**STATED PROBLEM:** Check each line of the material. Copy those containing "color".

**INPUT DATA:**

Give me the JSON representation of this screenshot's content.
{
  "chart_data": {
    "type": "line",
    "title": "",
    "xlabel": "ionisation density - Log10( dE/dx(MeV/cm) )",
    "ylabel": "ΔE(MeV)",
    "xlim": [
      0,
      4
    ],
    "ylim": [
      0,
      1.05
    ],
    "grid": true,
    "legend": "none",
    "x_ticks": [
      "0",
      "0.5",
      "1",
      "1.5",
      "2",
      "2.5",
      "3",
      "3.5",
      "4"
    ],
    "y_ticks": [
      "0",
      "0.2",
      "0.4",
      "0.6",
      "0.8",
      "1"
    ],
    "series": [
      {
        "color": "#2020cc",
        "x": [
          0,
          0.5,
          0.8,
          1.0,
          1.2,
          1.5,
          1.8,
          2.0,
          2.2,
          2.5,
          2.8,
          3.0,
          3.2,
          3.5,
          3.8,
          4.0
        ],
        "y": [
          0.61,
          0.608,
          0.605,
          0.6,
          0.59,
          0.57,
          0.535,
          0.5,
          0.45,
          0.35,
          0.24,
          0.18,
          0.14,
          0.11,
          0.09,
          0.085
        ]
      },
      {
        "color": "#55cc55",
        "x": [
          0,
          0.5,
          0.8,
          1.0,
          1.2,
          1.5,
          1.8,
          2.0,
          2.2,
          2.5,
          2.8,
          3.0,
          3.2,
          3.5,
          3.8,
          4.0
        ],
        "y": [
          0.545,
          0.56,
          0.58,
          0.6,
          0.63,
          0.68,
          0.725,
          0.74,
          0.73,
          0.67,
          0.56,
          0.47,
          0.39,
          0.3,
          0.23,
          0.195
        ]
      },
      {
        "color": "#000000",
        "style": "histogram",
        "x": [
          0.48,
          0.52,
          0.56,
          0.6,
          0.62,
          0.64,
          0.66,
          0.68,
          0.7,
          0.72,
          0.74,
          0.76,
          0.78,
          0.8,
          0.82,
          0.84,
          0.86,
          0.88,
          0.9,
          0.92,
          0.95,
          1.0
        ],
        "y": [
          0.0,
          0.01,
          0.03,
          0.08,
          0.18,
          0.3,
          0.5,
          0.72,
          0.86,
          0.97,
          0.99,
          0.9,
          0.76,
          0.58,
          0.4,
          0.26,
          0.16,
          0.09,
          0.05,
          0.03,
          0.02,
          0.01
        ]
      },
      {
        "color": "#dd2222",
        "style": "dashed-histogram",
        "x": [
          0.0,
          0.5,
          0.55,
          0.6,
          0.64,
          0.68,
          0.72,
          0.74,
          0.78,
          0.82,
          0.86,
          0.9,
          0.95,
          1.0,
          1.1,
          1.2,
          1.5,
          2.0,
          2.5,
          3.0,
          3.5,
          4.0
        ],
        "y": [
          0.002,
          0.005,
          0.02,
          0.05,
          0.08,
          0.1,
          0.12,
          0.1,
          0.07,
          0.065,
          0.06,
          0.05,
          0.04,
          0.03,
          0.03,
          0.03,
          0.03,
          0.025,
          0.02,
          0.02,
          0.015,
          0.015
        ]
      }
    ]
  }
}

**COMPLETED TASK:**
        "color": "#2020cc",
        "color": "#55cc55",
        "color": "#000000",
        "color": "#dd2222",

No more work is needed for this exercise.